Problem to solve: Retype all material exactly. Pictures stay out of the copy.

Material:
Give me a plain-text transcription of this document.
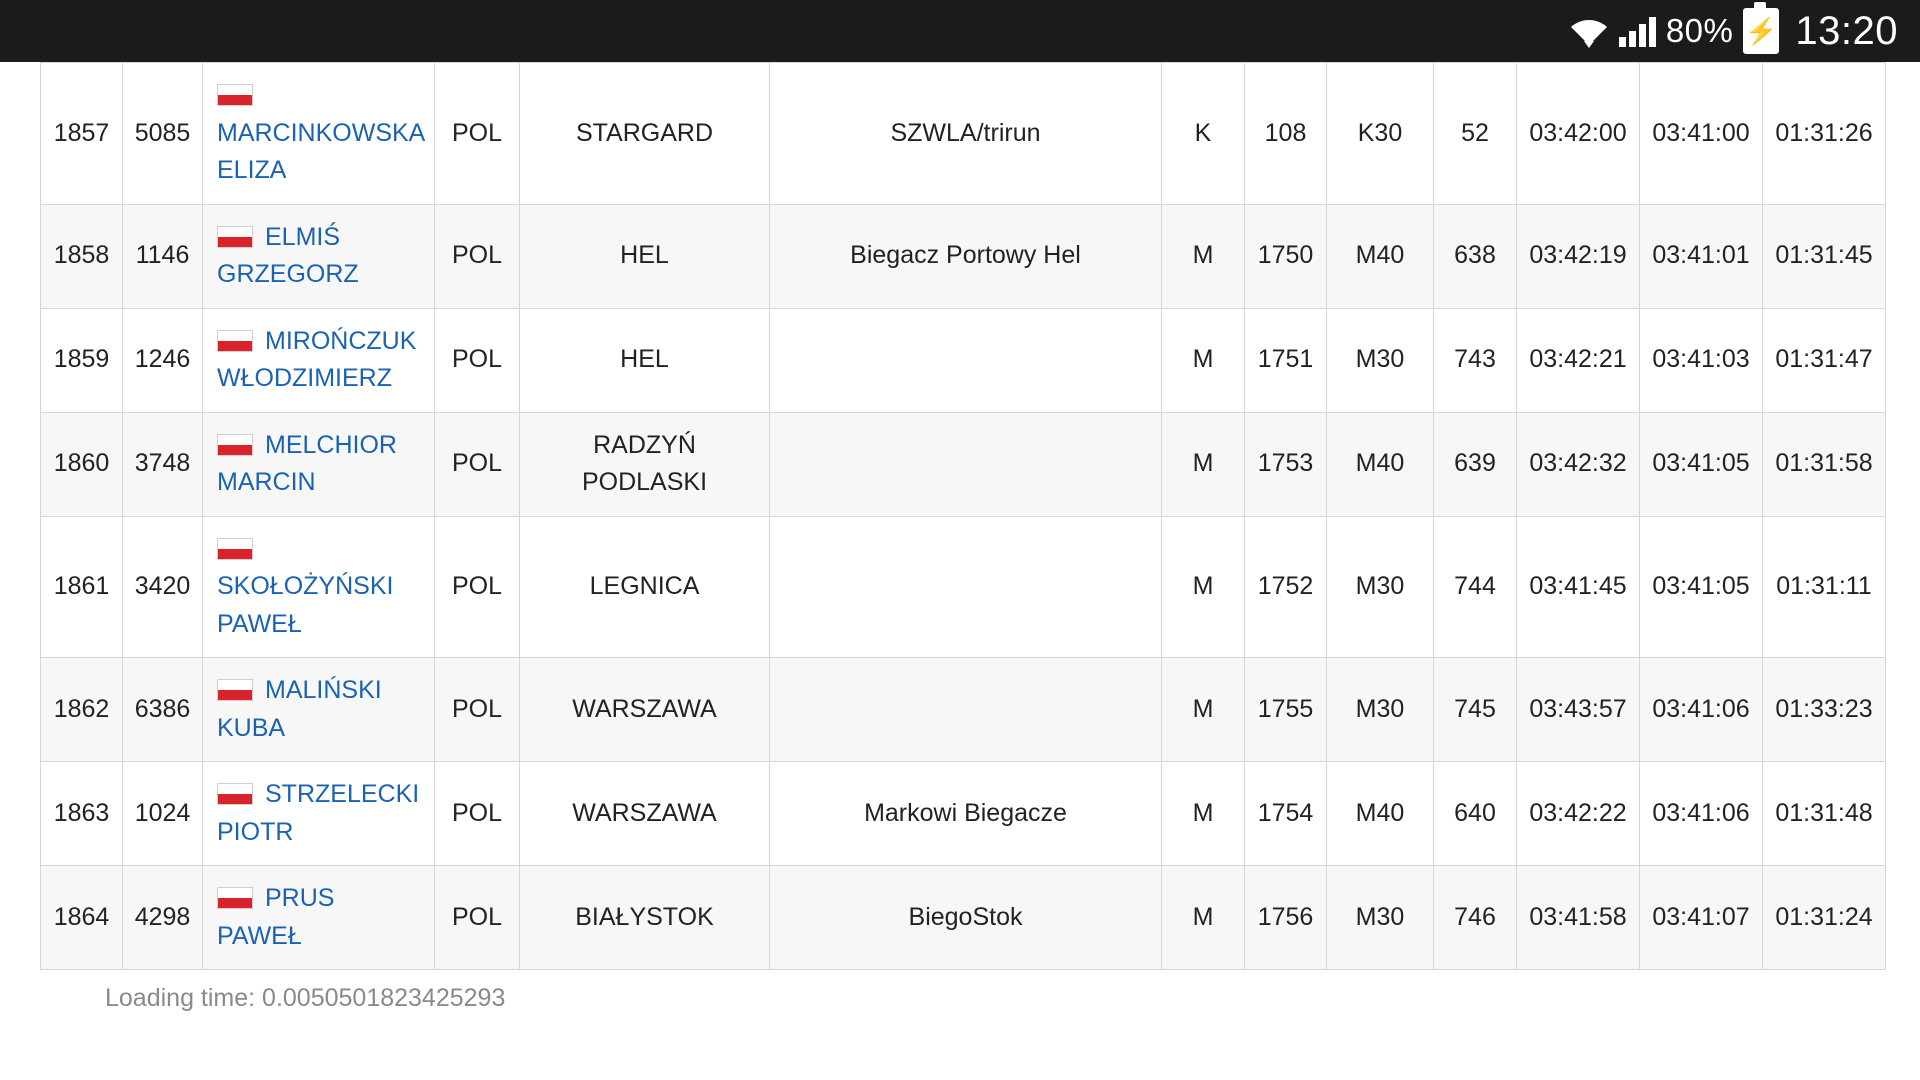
80% ⚡ 13:20
1857	5085	MARCINKOWSKA ELIZA	POL	STARGARD	SZWLA/trirun	K	108	K30	52	03:42:00	03:41:00	01:31:26
1858	1146	ELMIŚ GRZEGORZ	POL	HEL	Biegacz Portowy Hel	M	1750	M40	638	03:42:19	03:41:01	01:31:45
1859	1246	MIROŃCZUK WŁODZIMIERZ	POL	HEL		M	1751	M30	743	03:42:21	03:41:03	01:31:47
1860	3748	MELCHIOR MARCIN	POL	RADZYŃ PODLASKI		M	1753	M40	639	03:42:32	03:41:05	01:31:58
1861	3420	SKOŁOŻYŃSKI PAWEŁ	POL	LEGNICA		M	1752	M30	744	03:41:45	03:41:05	01:31:11
1862	6386	MALIŃSKI KUBA	POL	WARSZAWA		M	1755	M30	745	03:43:57	03:41:06	01:33:23
1863	1024	STRZELECKI PIOTR	POL	WARSZAWA	Markowi Biegacze	M	1754	M40	640	03:42:22	03:41:06	01:31:48
1864	4298	PRUS PAWEŁ	POL	BIAŁYSTOK	BiegoStok	M	1756	M30	746	03:41:58	03:41:07	01:31:24
Loading time: 0.0050501823425293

Written answer:
Give me a plain-text transcription of this document.
80% ⚡ 13:20
1857	5085	MARCINKOWSKA ELIZA	POL	STARGARD	SZWLA/trirun	K	108	K30	52	03:42:00	03:41:00	01:31:26
1858	1146	ELMIŚ GRZEGORZ	POL	HEL	Biegacz Portowy Hel	M	1750	M40	638	03:42:19	03:41:01	01:31:45
1859	1246	MIROŃCZUK WŁODZIMIERZ	POL	HEL		M	1751	M30	743	03:42:21	03:41:03	01:31:47
1860	3748	MELCHIOR MARCIN	POL	RADZYŃ PODLASKI		M	1753	M40	639	03:42:32	03:41:05	01:31:58
1861	3420	SKOŁOŻYŃSKI PAWEŁ	POL	LEGNICA		M	1752	M30	744	03:41:45	03:41:05	01:31:11
1862	6386	MALIŃSKI KUBA	POL	WARSZAWA		M	1755	M30	745	03:43:57	03:41:06	01:33:23
1863	1024	STRZELECKI PIOTR	POL	WARSZAWA	Markowi Biegacze	M	1754	M40	640	03:42:22	03:41:06	01:31:48
1864	4298	PRUS PAWEŁ	POL	BIAŁYSTOK	BiegoStok	M	1756	M30	746	03:41:58	03:41:07	01:31:24
Loading time: 0.0050501823425293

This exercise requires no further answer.